• [What is required]: Search the records for "интересах" and copy each line that holds it.

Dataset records
——————

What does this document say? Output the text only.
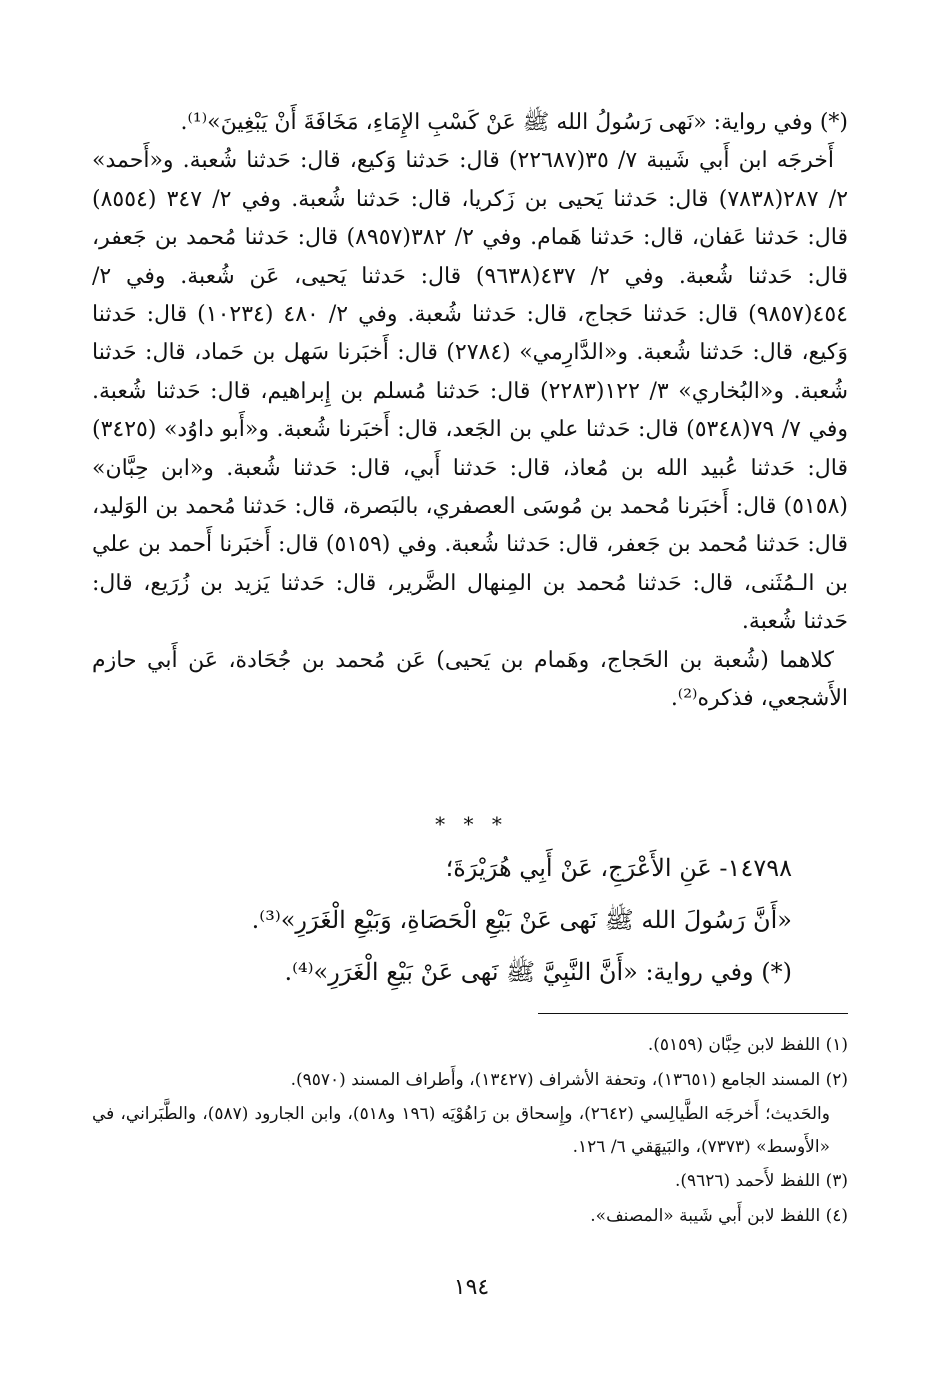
(*) وفي رواية: «نَهى رَسُولُ الله ﷺ عَنْ كَسْبِ الإِمَاءِ، مَخَافَةَ أَنْ يَبْغِينَ»⁽¹⁾.

أَخرجَه ابن أَبي شَيبة ٧/ ٣٥(٢٢٦٨٧) قال: حَدثنا وَكيع، قال: حَدثنا شُعبة. و«أَحمد» ٢/ ٢٨٧(٧٨٣٨) قال: حَدثنا يَحيى بن زَكريا، قال: حَدثنا شُعبة. وفي ٢/ ٣٤٧ (٨٥٥٤) قال: حَدثنا عَفان، قال: حَدثنا هَمام. وفي ٢/ ٣٨٢(٨٩٥٧) قال: حَدثنا مُحمد بن جَعفر، قال: حَدثنا شُعبة. وفي ٢/ ٤٣٧(٩٦٣٨) قال: حَدثنا يَحيى، عَن شُعبة. وفي ٢/ ٤٥٤(٩٨٥٧) قال: حَدثنا حَجاج، قال: حَدثنا شُعبة. وفي ٢/ ٤٨٠ (١٠٢٣٤) قال: حَدثنا وَكيع، قال: حَدثنا شُعبة. و«الدَّارِمي» (٢٧٨٤) قال: أَخبَرنا سَهل بن حَماد، قال: حَدثنا شُعبة. و«البُخاري» ٣/ ١٢٢(٢٢٨٣) قال: حَدثنا مُسلم بن إِبراهيم، قال: حَدثنا شُعبة. وفي ٧/ ٧٩(٥٣٤٨) قال: حَدثنا علي بن الجَعد، قال: أَخبَرنا شُعبة. و«أَبو داوُد» (٣٤٢٥) قال: حَدثنا عُبيد الله بن مُعاذ، قال: حَدثنا أَبي، قال: حَدثنا شُعبة. و«ابن حِبَّان» (٥١٥٨) قال: أَخبَرنا مُحمد بن مُوسَى العصفري، بالبَصرة، قال: حَدثنا مُحمد بن الوَليد، قال: حَدثنا مُحمد بن جَعفر، قال: حَدثنا شُعبة. وفي (٥١٥٩) قال: أَخبَرنا أَحمد بن علي بن الـمُثَنى، قال: حَدثنا مُحمد بن المِنهال الضَّرير، قال: حَدثنا يَزيد بن زُرَيع، قال: حَدثنا شُعبة.

كلاهما (شُعبة بن الحَجاج، وهَمام بن يَحيى) عَن مُحمد بن جُحَادة، عَن أَبي حازم الأَشجعي، فذكره⁽²⁾.

* * *

١٤٧٩٨- عَنِ الأَعْرَجِ، عَنْ أَبِي هُرَيْرَةَ؛

«أَنَّ رَسُولَ الله ﷺ نَهى عَنْ بَيْعِ الْحَصَاةِ، وَبَيْعِ الْغَرَرِ»⁽³⁾.

(*) وفي رواية: «أَنَّ النَّبِيَّ ﷺ نَهى عَنْ بَيْعِ الْغَرَرِ»⁽⁴⁾.

(١) اللفظ لابن حِبَّان (٥١٥٩).

(٢) المسند الجامع (١٣٦٥١)، وتحفة الأشراف (١٣٤٢٧)، وأَطراف المسند (٩٥٧٠).

والحَديث؛ أَخرجَه الطَّيالِسي (٢٦٤٢)، وإِسحاق بن رَاهُوْيَه (١٩٦ و٥١٨)، وابن الجارود (٥٨٧)، والطَّبَراني، في «الأَوسط» (٧٣٧٣)، والبَيهَقي ٦/ ١٢٦.

(٣) اللفظ لأَحمد (٩٦٢٦).

(٤) اللفظ لابن أَبي شَيبة «المصنف».

١٩٤
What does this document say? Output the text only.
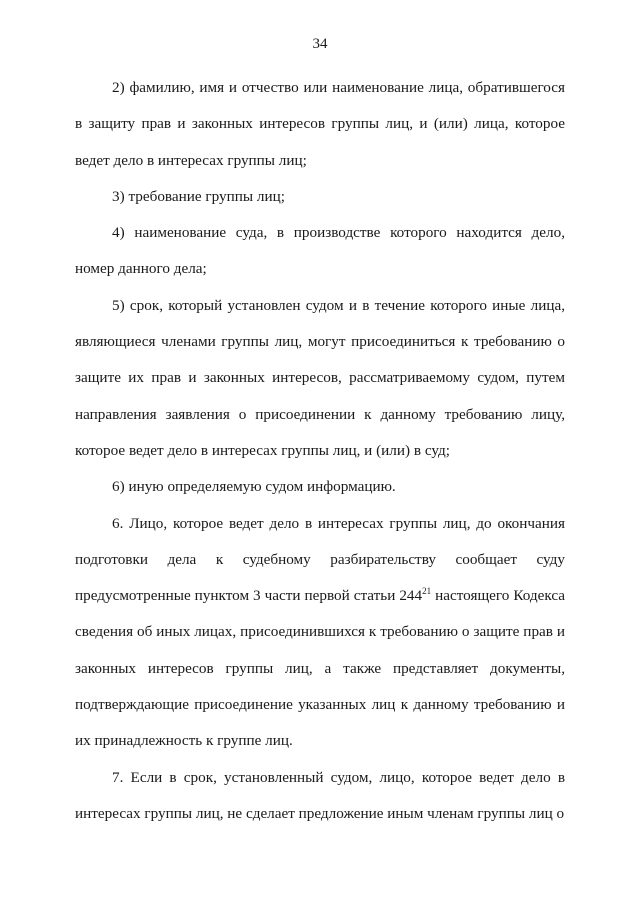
34

2) фамилию, имя и отчество или наименование лица, обратившегося в защиту прав и законных интересов группы лиц, и (или) лица, которое ведет дело в интересах группы лиц;

3) требование группы лиц;

4) наименование суда, в производстве которого находится дело, номер данного дела;

5) срок, который установлен судом и в течение которого иные лица, являющиеся членами группы лиц, могут присоединиться к требованию о защите их прав и законных интересов, рассматриваемому судом, путем направления заявления о присоединении к данному требованию лицу, которое ведет дело в интересах группы лиц, и (или) в суд;

6) иную определяемую судом информацию.

6. Лицо, которое ведет дело в интересах группы лиц, до окончания подготовки дела к судебному разбирательству сообщает суду предусмотренные пунктом 3 части первой статьи $244^{21}$ настоящего Кодекса сведения об иных лицах, присоединившихся к требованию о защите прав и законных интересов группы лиц, а также представляет документы, подтверждающие присоединение указанных лиц к данному требованию и их принадлежность к группе лиц.

7. Если в срок, установленный судом, лицо, которое ведет дело в интересах группы лиц, не сделает предложение иным членам группы лиц о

——————

• [Result below]:
2) фамилию, имя и отчество или наименование лица, обратившегося в защиту прав и законных интересов группы лиц, и (или) лица, которое ведет дело в интересах группы лиц;
5) срок, который установлен судом и в течение которого иные лица, являющиеся членами группы лиц, могут присоединиться к требованию о защите их прав и законных интересов, рассматриваемому судом, путем направления заявления о присоединении к данному требованию лицу, которое ведет дело в интересах группы лиц, и (или) в суд;
6. Лицо, которое ведет дело в интересах группы лиц, до окончания подготовки дела к судебному разбирательству сообщает суду предусмотренные пунктом 3 части первой статьи $244^{21}$ настоящего Кодекса сведения об иных лицах, присоединившихся к требованию о защите прав и законных интересов группы лиц, а также представляет документы, подтверждающие присоединение указанных лиц к данному требованию и их принадлежность к группе лиц.
7. Если в срок, установленный судом, лицо, которое ведет дело в интересах группы лиц, не сделает предложение иным членам группы лиц о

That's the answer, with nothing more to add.